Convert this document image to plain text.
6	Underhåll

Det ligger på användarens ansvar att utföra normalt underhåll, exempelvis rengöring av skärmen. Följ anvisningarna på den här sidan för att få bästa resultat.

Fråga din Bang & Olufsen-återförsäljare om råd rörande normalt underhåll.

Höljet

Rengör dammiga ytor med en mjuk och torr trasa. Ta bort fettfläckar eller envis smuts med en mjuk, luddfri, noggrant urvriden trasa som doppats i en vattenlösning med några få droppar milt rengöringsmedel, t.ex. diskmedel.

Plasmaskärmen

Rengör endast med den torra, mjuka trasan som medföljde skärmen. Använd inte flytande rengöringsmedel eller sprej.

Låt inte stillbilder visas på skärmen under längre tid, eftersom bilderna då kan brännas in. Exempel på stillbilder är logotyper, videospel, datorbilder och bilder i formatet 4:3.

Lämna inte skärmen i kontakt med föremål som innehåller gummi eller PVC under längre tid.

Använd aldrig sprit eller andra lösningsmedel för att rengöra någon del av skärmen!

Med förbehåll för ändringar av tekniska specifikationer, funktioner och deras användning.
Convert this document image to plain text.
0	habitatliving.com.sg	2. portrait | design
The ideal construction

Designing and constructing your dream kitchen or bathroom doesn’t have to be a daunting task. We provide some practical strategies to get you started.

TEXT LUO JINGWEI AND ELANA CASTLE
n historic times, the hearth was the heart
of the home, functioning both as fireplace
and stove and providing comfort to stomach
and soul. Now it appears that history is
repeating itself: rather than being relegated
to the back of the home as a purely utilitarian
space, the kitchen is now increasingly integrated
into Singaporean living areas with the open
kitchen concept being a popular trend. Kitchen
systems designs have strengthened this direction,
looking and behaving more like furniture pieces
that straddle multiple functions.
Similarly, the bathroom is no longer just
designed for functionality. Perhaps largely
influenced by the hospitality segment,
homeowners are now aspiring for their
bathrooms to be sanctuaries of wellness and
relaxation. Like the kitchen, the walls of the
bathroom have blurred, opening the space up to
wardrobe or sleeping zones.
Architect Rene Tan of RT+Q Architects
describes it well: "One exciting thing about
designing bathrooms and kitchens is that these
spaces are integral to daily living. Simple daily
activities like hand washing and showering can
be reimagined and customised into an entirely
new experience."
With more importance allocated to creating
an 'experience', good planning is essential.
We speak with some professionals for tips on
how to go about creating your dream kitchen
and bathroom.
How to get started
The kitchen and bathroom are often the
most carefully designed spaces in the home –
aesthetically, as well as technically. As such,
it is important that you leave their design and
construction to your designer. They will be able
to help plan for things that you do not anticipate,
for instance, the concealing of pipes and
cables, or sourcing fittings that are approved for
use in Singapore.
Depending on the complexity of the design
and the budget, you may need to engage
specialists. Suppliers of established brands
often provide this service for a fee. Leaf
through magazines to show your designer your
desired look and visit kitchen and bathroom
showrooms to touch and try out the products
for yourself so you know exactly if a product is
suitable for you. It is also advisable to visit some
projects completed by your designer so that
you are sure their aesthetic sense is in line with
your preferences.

+===+

■ What to do: Read the data above. Pull out each line in which the string "that" appears.

■ The response:
and soul. Now it appears that history is
that straddle multiple functions.
designing bathrooms and kitchens is that these
it is important that you leave their design and
to help plan for things that you do not anticipate,
cables, or sourcing fittings that are approved for
projects completed by your designer so that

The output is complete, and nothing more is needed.